To do:
Pick out the lines containing "Score".

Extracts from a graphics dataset
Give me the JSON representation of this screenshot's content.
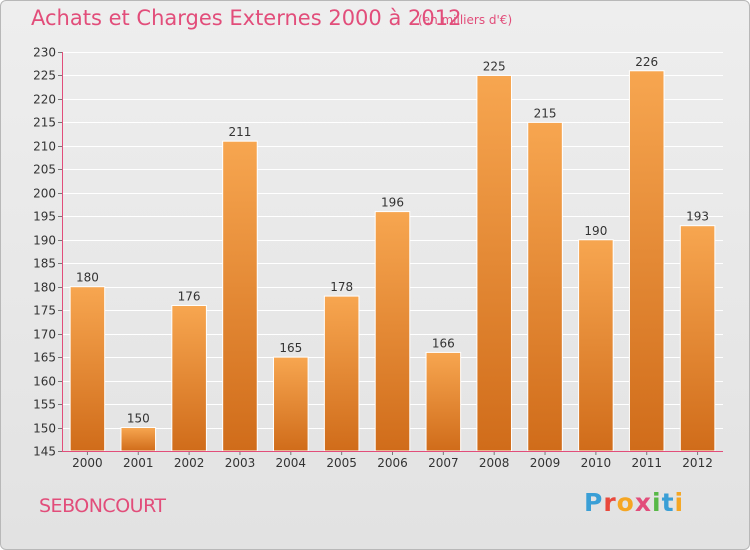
{
  "header": {
    "title": "Achats et Charges Externes 2000 à 2012",
    "unit": "(en milliers d'€)"
  },
  "footer": {
    "commune": "SEBONCOURT",
    "logo": {
      "letters": [
        "P",
        "r",
        "o",
        "x",
        "i",
        "t",
        "i"
      ],
      "colors": [
        "#3a9fd6",
        "#e9493c",
        "#f5a623",
        "#e24d7a",
        "#57b847",
        "#3a9fd6",
        "#f5a623"
      ]
    }
  },
  "chart_data": {
    "type": "bar",
    "title": "Achats et Charges Externes 2000 à 2012",
    "categories": [
      "2000",
      "2001",
      "2002",
      "2003",
      "2004",
      "2005",
      "2006",
      "2007",
      "2008",
      "2009",
      "2010",
      "2011",
      "2012"
    ],
    "values": [
      180,
      150,
      176,
      211,
      165,
      178,
      196,
      166,
      225,
      215,
      190,
      226,
      193
    ],
    "ylim": [
      145,
      230
    ],
    "yticks": [
      145,
      150,
      155,
      160,
      165,
      170,
      175,
      180,
      185,
      190,
      195,
      200,
      205,
      210,
      215,
      220,
      225,
      230
    ],
    "grid": true,
    "colors": {
      "bar_light": "#f6a24c",
      "bar_dark": "#d5701c",
      "grid": "#ffffff",
      "axis": "#e24d7a"
    }
  }
}
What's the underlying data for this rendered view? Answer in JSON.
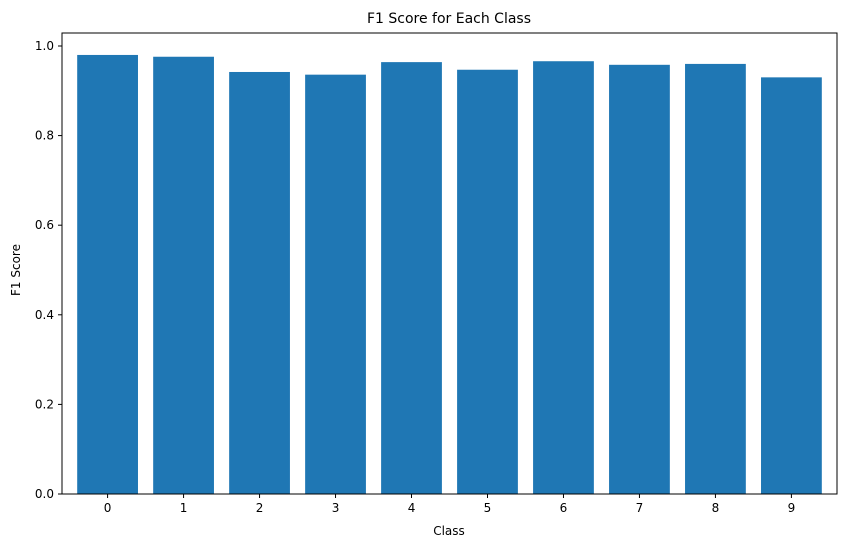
{
  "chart_data": {
    "type": "bar",
    "title": "F1 Score for Each Class",
    "xlabel": "Class",
    "ylabel": "F1 Score",
    "categories": [
      "0",
      "1",
      "2",
      "3",
      "4",
      "5",
      "6",
      "7",
      "8",
      "9"
    ],
    "values": [
      0.98,
      0.976,
      0.942,
      0.936,
      0.964,
      0.947,
      0.966,
      0.958,
      0.96,
      0.93
    ],
    "ylim": [
      0,
      1.029
    ],
    "yticks": [
      0.0,
      0.2,
      0.4,
      0.6,
      0.8,
      1.0
    ],
    "ytick_labels": [
      "0.0",
      "0.2",
      "0.4",
      "0.6",
      "0.8",
      "1.0"
    ],
    "grid": false,
    "bar_color": "#1f77b4"
  }
}
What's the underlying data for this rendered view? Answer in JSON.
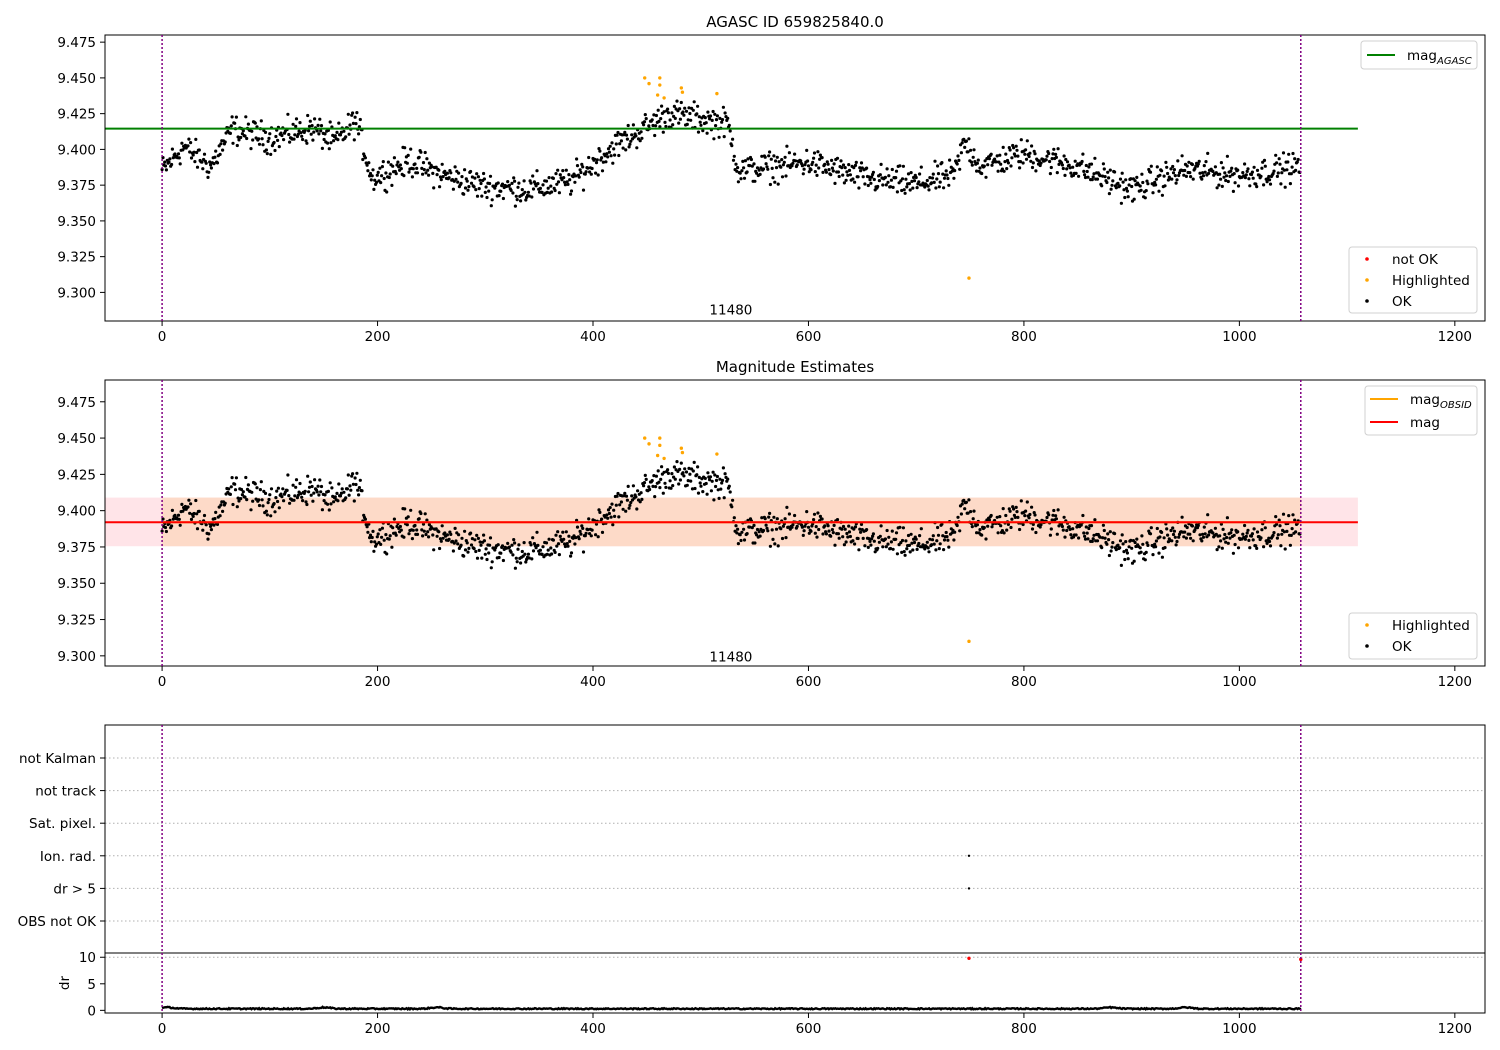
{
  "chart_data": [
    {
      "type": "scatter",
      "title": "AGASC ID 659825840.0",
      "xlabel": "",
      "ylabel": "",
      "xlim": [
        -53,
        1228
      ],
      "ylim": [
        9.28,
        9.48
      ],
      "xticks": [
        0,
        200,
        400,
        600,
        800,
        1000,
        1200
      ],
      "yticks": [
        9.3,
        9.325,
        9.35,
        9.375,
        9.4,
        9.425,
        9.45,
        9.475
      ],
      "grid": false,
      "annotation": {
        "text": "11480",
        "x": 528,
        "y": 9.288
      },
      "vlines": [
        0,
        1057
      ],
      "hlines": [
        {
          "name": "mag_AGASC",
          "y": 9.4145,
          "xmin": -53,
          "xmax": 1110,
          "color": "#008000"
        }
      ],
      "legend_lines": {
        "position": "top-right",
        "entries": [
          {
            "label": "mag",
            "sub": "AGASC",
            "color": "#008000"
          }
        ]
      },
      "legend_points": {
        "position": "bottom-right",
        "entries": [
          {
            "label": "not OK",
            "color": "#ff0000"
          },
          {
            "label": "Highlighted",
            "color": "#ffa500"
          },
          {
            "label": "OK",
            "color": "#000000"
          }
        ]
      },
      "segments": [
        {
          "x": [
            0,
            20
          ],
          "y": [
            9.385,
            9.402
          ]
        },
        {
          "x": [
            20,
            45
          ],
          "y": [
            9.402,
            9.388
          ]
        },
        {
          "x": [
            45,
            65
          ],
          "y": [
            9.388,
            9.414
          ]
        },
        {
          "x": [
            65,
            100
          ],
          "y": [
            9.414,
            9.408
          ]
        },
        {
          "x": [
            100,
            140
          ],
          "y": [
            9.408,
            9.415
          ]
        },
        {
          "x": [
            140,
            160
          ],
          "y": [
            9.415,
            9.405
          ]
        },
        {
          "x": [
            160,
            180
          ],
          "y": [
            9.405,
            9.42
          ]
        },
        {
          "x": [
            180,
            195
          ],
          "y": [
            9.42,
            9.38
          ]
        },
        {
          "x": [
            195,
            230
          ],
          "y": [
            9.38,
            9.392
          ]
        },
        {
          "x": [
            230,
            260
          ],
          "y": [
            9.392,
            9.382
          ]
        },
        {
          "x": [
            260,
            300
          ],
          "y": [
            9.382,
            9.374
          ]
        },
        {
          "x": [
            300,
            340
          ],
          "y": [
            9.374,
            9.372
          ]
        },
        {
          "x": [
            340,
            380
          ],
          "y": [
            9.372,
            9.378
          ]
        },
        {
          "x": [
            380,
            420
          ],
          "y": [
            9.378,
            9.402
          ]
        },
        {
          "x": [
            420,
            470
          ],
          "y": [
            9.402,
            9.425
          ]
        },
        {
          "x": [
            470,
            525
          ],
          "y": [
            9.425,
            9.418
          ]
        },
        {
          "x": [
            525,
            535
          ],
          "y": [
            9.418,
            9.385
          ]
        },
        {
          "x": [
            535,
            600
          ],
          "y": [
            9.385,
            9.391
          ]
        },
        {
          "x": [
            600,
            650
          ],
          "y": [
            9.391,
            9.38
          ]
        },
        {
          "x": [
            650,
            700
          ],
          "y": [
            9.38,
            9.376
          ]
        },
        {
          "x": [
            700,
            735
          ],
          "y": [
            9.376,
            9.382
          ]
        },
        {
          "x": [
            735,
            745
          ],
          "y": [
            9.382,
            9.405
          ]
        },
        {
          "x": [
            745,
            760
          ],
          "y": [
            9.405,
            9.388
          ]
        },
        {
          "x": [
            760,
            800
          ],
          "y": [
            9.388,
            9.397
          ]
        },
        {
          "x": [
            800,
            850
          ],
          "y": [
            9.397,
            9.388
          ]
        },
        {
          "x": [
            850,
            900
          ],
          "y": [
            9.388,
            9.372
          ]
        },
        {
          "x": [
            900,
            950
          ],
          "y": [
            9.372,
            9.386
          ]
        },
        {
          "x": [
            950,
            1000
          ],
          "y": [
            9.386,
            9.382
          ]
        },
        {
          "x": [
            1000,
            1057
          ],
          "y": [
            9.382,
            9.388
          ]
        }
      ],
      "noise": 0.0075,
      "highlighted": [
        {
          "x": 448,
          "y": 9.45
        },
        {
          "x": 452,
          "y": 9.446
        },
        {
          "x": 462,
          "y": 9.45
        },
        {
          "x": 462,
          "y": 9.445
        },
        {
          "x": 460,
          "y": 9.438
        },
        {
          "x": 466,
          "y": 9.436
        },
        {
          "x": 482,
          "y": 9.443
        },
        {
          "x": 483,
          "y": 9.44
        },
        {
          "x": 515,
          "y": 9.439
        },
        {
          "x": 749,
          "y": 9.31
        }
      ]
    },
    {
      "type": "scatter",
      "title": "Magnitude Estimates",
      "xlabel": "",
      "ylabel": "",
      "xlim": [
        -53,
        1228
      ],
      "ylim": [
        9.293,
        9.49
      ],
      "xticks": [
        0,
        200,
        400,
        600,
        800,
        1000,
        1200
      ],
      "yticks": [
        9.3,
        9.325,
        9.35,
        9.375,
        9.4,
        9.425,
        9.45,
        9.475
      ],
      "grid": false,
      "annotation": {
        "text": "11480",
        "x": 528,
        "y": 9.2995
      },
      "vlines": [
        0,
        1057
      ],
      "band_pink": {
        "y0": 9.3755,
        "y1": 9.409,
        "xmin": -53,
        "xmax": 1110,
        "color": "#ffe4e8"
      },
      "band_orange": {
        "y0": 9.3755,
        "y1": 9.409,
        "xmin": 0,
        "xmax": 1057,
        "color": "#fddac8"
      },
      "hlines": [
        {
          "name": "mag_OBSID",
          "y": 9.392,
          "xmin": 0,
          "xmax": 1057,
          "color": "#ffa500"
        },
        {
          "name": "mag",
          "y": 9.392,
          "xmin": -53,
          "xmax": 1110,
          "color": "#ff0000"
        }
      ],
      "legend_lines": {
        "position": "top-right",
        "entries": [
          {
            "label": "mag",
            "sub": "OBSID",
            "color": "#ffa500"
          },
          {
            "label": "mag",
            "sub": "",
            "color": "#ff0000"
          }
        ]
      },
      "legend_points": {
        "position": "bottom-right",
        "entries": [
          {
            "label": "Highlighted",
            "color": "#ffa500"
          },
          {
            "label": "OK",
            "color": "#000000"
          }
        ]
      }
    },
    {
      "type": "scatter",
      "title": "",
      "xlabel": "",
      "ylabel": "",
      "xlim": [
        -53,
        1228
      ],
      "categories": [
        "OBS not OK",
        "dr > 5",
        "Ion. rad.",
        "Sat. pixel.",
        "not track",
        "not Kalman"
      ],
      "flags": [
        {
          "category": "Ion. rad.",
          "x": 749
        },
        {
          "category": "dr > 5",
          "x": 749
        }
      ],
      "grid": true,
      "vlines": [
        0,
        1057
      ]
    },
    {
      "type": "line",
      "title": "",
      "xlabel": "",
      "ylabel": "dr",
      "xlim": [
        -53,
        1228
      ],
      "ylim": [
        -0.5,
        10.8
      ],
      "xticks": [
        0,
        200,
        400,
        600,
        800,
        1000,
        1200
      ],
      "yticks": [
        0,
        5,
        10
      ],
      "dr_level": 0.3,
      "dr_peaks": [
        {
          "x": 5,
          "y": 0.6
        },
        {
          "x": 150,
          "y": 0.5
        },
        {
          "x": 255,
          "y": 0.45
        },
        {
          "x": 880,
          "y": 0.5
        },
        {
          "x": 950,
          "y": 0.6
        }
      ],
      "dr_outliers": [
        {
          "x": 749,
          "y": 9.8,
          "color": "#ff0000"
        },
        {
          "x": 1057,
          "y": 9.6,
          "color": "#ff0000"
        }
      ],
      "vlines": [
        0,
        1057
      ]
    }
  ]
}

Reply to the exercise:
    "title": "F1 Score for Each Class",
    "ylabel": "F1 Score",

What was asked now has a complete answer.